** Records shown **
═══
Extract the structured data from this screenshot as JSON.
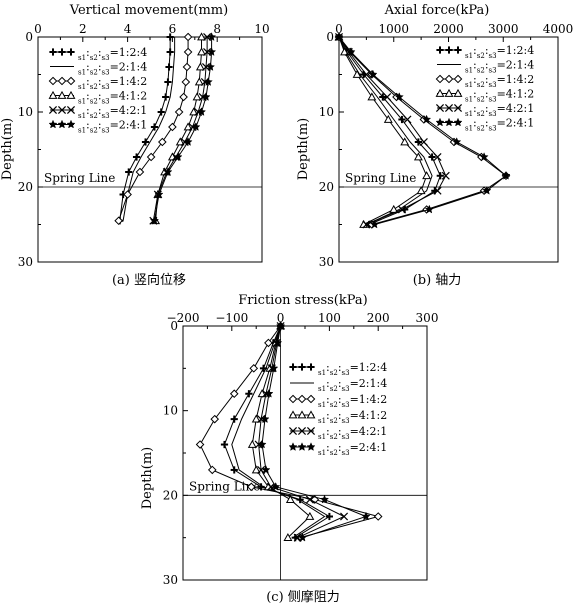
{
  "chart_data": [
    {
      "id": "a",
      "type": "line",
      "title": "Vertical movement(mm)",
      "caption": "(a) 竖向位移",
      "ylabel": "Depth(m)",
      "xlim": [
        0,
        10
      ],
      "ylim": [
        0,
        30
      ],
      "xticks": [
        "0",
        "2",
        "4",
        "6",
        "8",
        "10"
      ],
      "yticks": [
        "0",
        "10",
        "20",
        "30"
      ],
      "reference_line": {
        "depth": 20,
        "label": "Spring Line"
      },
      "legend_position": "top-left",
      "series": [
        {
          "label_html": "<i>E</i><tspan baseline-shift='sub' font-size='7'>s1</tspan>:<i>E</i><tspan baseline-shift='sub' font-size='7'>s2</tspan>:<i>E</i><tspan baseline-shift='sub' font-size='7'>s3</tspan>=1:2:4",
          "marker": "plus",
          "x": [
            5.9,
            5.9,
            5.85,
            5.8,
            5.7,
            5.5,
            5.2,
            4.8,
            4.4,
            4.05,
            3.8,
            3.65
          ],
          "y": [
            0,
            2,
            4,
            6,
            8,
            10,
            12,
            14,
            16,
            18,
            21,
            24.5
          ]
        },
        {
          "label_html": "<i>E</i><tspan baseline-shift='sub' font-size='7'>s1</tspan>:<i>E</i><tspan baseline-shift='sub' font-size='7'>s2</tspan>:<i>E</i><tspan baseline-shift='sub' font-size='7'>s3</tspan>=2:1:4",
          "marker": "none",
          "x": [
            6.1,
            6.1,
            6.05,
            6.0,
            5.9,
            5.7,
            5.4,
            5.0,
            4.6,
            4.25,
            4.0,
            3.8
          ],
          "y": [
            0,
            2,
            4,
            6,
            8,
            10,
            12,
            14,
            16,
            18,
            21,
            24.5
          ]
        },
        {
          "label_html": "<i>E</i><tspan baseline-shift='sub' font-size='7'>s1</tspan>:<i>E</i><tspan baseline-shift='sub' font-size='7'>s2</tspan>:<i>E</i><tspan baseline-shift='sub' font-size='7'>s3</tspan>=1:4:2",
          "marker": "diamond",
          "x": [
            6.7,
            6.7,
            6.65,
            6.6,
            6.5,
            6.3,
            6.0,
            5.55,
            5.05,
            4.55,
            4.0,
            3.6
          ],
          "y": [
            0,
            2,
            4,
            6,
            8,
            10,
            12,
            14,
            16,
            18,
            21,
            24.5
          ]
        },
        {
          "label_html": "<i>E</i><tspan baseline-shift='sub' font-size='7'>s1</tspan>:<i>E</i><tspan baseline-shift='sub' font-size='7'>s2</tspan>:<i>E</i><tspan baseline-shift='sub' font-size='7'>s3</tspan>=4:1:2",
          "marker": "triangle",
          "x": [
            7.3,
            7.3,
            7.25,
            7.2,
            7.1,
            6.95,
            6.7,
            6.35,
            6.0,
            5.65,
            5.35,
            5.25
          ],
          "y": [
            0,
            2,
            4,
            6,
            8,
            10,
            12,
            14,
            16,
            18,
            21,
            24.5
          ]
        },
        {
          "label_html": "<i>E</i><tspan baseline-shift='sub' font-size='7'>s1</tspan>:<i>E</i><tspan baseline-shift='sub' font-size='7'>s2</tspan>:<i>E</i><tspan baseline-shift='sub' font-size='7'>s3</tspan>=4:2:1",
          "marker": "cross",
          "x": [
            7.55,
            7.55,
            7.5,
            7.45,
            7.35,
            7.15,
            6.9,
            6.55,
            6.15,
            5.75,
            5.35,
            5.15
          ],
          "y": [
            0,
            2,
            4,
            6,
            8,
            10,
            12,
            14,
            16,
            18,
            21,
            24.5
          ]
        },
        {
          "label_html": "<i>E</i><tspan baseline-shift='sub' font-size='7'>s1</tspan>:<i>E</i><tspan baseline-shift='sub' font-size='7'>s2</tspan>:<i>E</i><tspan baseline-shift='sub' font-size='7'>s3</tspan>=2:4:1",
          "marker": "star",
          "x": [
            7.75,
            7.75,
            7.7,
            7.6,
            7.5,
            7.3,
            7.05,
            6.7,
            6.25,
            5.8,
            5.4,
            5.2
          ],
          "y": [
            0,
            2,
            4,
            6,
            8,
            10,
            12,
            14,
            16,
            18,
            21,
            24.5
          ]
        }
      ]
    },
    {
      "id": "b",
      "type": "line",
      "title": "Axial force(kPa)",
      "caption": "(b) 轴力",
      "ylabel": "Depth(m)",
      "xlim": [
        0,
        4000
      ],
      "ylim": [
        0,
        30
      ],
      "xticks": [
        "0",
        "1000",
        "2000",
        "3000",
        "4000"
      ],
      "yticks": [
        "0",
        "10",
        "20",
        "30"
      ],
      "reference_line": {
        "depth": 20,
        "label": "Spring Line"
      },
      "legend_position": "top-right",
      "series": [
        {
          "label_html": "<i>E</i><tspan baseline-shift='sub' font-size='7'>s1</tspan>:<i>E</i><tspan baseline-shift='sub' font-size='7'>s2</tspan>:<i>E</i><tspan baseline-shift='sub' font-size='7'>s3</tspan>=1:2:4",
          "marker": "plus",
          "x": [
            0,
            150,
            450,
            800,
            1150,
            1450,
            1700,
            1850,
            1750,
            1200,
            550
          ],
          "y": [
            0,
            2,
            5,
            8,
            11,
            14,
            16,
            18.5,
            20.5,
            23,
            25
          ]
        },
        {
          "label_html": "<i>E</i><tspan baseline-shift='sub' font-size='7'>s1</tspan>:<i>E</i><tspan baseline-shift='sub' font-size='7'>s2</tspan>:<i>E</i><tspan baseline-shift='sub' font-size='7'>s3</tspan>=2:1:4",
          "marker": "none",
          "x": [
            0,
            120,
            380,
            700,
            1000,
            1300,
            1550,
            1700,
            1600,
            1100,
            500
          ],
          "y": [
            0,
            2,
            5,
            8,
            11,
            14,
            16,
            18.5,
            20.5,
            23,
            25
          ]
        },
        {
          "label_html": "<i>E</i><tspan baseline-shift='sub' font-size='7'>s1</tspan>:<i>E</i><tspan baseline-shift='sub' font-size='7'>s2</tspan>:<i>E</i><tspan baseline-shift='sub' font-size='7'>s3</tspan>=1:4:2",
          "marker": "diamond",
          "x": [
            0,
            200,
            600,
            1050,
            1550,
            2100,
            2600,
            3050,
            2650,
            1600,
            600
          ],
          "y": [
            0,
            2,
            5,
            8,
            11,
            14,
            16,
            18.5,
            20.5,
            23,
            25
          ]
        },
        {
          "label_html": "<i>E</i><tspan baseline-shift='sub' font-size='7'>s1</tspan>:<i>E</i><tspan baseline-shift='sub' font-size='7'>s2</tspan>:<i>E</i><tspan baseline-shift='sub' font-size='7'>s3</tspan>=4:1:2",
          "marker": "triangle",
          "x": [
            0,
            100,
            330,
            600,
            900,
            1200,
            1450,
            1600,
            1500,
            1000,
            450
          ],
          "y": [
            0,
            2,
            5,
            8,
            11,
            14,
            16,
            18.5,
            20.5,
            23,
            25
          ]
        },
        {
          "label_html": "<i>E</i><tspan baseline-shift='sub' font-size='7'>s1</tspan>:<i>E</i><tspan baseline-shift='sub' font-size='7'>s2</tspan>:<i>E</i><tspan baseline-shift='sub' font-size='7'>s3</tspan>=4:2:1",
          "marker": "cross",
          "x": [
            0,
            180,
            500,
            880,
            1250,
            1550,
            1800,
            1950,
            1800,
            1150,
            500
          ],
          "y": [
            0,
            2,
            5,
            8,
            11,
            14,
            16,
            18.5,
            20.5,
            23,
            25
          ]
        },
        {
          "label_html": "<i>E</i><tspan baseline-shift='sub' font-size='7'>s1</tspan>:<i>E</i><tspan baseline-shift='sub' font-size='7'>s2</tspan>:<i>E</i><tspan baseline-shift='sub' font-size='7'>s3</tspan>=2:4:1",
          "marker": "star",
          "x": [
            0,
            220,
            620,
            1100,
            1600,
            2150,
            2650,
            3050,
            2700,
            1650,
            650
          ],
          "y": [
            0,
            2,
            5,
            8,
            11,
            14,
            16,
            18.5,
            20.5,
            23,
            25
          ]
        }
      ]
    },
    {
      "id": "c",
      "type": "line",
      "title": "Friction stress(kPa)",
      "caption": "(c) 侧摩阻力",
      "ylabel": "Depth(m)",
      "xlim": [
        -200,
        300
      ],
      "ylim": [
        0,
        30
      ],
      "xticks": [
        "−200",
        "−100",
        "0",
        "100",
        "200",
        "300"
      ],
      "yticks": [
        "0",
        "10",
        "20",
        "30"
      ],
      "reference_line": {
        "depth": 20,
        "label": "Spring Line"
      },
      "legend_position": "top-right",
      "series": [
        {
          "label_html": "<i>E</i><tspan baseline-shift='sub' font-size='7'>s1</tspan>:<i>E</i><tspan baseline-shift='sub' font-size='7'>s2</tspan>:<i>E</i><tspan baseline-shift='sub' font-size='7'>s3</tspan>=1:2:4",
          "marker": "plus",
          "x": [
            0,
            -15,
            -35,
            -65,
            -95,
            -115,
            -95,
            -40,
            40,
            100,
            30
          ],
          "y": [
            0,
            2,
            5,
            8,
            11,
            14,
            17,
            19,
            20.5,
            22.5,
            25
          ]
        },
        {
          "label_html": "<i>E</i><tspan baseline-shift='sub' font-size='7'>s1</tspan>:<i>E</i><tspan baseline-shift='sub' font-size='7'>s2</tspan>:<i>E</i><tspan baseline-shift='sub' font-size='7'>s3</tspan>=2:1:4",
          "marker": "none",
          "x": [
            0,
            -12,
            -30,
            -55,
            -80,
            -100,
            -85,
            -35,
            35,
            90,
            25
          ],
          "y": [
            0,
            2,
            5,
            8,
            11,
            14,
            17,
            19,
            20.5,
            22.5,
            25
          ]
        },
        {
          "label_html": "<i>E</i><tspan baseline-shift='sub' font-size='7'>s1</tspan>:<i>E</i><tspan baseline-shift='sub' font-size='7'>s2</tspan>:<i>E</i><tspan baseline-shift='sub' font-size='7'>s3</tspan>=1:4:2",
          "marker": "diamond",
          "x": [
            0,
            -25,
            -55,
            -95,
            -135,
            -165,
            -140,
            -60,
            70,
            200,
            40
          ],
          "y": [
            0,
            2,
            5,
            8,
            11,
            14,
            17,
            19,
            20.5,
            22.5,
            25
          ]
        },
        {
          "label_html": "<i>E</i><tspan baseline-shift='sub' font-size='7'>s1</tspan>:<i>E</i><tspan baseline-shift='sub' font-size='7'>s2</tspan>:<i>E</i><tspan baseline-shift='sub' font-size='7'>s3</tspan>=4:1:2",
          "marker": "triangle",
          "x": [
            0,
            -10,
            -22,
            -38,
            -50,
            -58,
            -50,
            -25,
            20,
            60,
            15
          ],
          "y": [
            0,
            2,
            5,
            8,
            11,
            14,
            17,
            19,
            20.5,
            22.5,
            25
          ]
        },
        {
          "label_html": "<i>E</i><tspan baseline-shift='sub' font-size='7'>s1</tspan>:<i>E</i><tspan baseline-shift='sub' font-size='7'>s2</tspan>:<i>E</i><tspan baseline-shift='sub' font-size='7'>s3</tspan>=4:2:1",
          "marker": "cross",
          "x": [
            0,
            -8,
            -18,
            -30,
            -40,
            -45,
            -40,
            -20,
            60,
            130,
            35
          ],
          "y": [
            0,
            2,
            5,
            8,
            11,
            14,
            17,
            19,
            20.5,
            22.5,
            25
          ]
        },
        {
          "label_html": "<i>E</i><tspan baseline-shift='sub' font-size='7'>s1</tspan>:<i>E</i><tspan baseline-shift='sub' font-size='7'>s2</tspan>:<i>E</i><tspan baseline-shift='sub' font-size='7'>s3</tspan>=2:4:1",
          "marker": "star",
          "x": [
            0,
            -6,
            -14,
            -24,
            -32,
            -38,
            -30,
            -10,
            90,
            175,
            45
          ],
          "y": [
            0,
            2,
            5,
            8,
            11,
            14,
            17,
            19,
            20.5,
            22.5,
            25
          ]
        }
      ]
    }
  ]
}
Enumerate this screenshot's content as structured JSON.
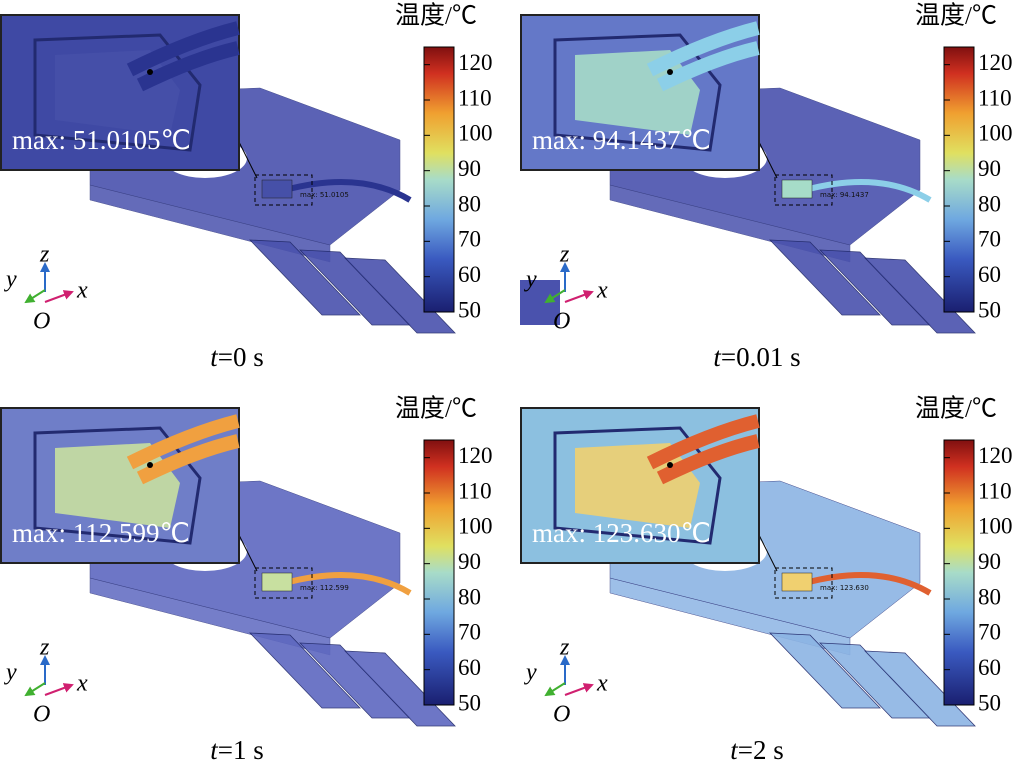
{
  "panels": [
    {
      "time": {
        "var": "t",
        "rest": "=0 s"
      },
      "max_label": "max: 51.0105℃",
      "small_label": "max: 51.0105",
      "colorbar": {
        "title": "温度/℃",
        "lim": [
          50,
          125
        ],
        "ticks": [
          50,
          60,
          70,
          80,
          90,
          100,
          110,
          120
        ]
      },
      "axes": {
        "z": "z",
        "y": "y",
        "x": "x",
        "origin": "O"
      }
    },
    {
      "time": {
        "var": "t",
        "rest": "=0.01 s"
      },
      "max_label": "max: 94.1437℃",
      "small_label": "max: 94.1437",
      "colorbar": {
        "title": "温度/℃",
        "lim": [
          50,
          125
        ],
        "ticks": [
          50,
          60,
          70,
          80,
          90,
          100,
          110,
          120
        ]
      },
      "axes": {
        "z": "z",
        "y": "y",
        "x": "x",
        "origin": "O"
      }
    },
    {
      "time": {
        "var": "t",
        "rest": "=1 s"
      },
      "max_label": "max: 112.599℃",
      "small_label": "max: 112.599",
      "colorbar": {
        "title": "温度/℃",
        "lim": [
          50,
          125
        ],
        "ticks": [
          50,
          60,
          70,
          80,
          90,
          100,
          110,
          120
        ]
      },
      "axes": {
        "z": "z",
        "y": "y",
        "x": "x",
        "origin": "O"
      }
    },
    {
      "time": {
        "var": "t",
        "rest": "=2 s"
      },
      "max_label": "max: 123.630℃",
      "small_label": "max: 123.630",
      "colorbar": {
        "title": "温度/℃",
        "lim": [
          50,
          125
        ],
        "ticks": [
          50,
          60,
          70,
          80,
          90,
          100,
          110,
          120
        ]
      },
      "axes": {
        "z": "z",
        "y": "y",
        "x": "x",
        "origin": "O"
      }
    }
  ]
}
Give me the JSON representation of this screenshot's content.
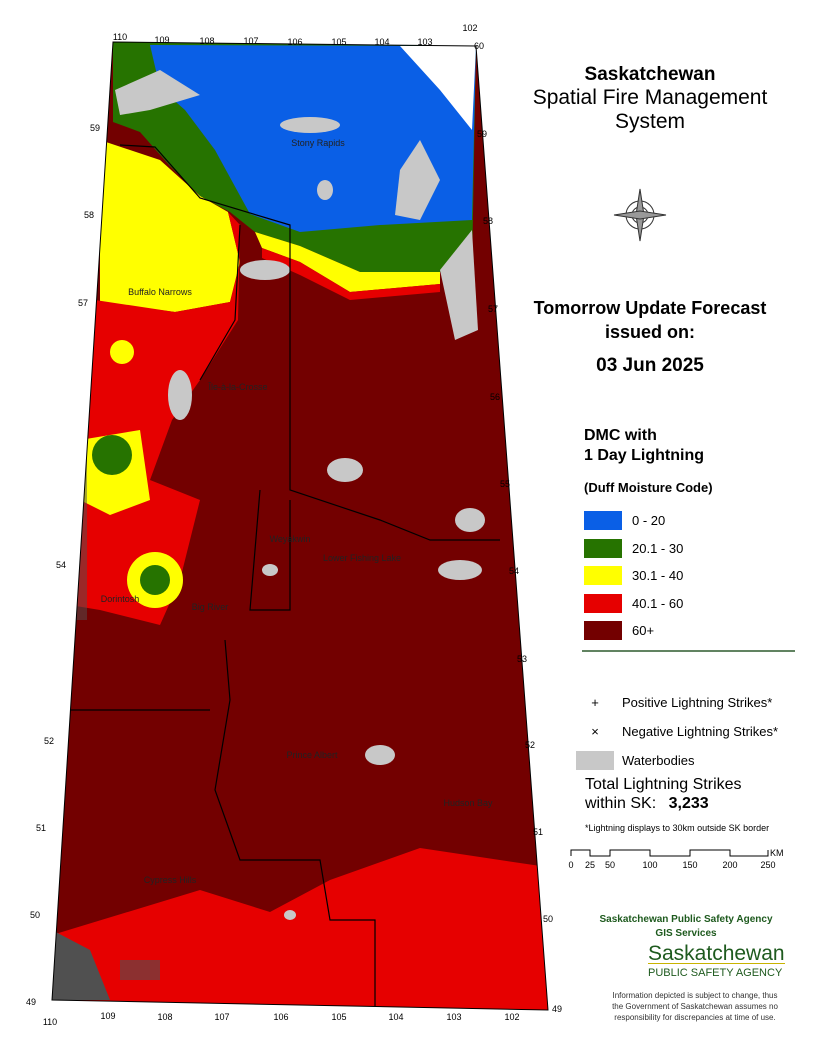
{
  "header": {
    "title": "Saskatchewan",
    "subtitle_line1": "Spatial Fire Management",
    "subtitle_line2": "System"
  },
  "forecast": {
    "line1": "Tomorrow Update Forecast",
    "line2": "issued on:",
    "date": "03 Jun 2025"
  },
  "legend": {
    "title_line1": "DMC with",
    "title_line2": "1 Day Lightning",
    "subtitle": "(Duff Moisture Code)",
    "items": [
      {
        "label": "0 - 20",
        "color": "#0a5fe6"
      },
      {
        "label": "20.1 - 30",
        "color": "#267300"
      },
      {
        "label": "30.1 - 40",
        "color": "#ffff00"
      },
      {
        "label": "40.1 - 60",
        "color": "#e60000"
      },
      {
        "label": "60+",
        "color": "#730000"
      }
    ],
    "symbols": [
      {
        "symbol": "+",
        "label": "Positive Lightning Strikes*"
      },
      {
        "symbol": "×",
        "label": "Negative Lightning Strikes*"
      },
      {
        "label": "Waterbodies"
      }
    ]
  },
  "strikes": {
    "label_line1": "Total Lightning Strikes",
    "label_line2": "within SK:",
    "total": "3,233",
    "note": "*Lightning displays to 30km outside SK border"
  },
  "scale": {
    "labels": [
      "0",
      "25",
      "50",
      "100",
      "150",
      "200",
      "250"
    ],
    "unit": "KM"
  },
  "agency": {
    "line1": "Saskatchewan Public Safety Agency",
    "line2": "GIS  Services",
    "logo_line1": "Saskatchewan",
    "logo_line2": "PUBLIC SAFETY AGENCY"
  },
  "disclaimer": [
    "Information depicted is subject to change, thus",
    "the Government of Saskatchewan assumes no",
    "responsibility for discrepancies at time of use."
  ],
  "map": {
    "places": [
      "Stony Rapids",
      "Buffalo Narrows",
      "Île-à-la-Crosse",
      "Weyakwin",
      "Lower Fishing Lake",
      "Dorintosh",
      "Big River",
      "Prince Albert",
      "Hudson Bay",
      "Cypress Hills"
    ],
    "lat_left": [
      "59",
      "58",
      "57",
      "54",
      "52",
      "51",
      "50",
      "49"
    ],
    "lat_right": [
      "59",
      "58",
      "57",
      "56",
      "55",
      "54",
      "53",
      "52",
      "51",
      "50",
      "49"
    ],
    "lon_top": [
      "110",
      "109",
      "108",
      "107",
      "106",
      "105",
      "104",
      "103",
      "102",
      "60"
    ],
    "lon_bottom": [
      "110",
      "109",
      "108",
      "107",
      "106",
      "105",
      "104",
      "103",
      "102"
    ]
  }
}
═══
** Task requirements **
What is the number of lines in the data that hold the word "Lightning"? Reply with that number and nothing else.

** Correct result **
5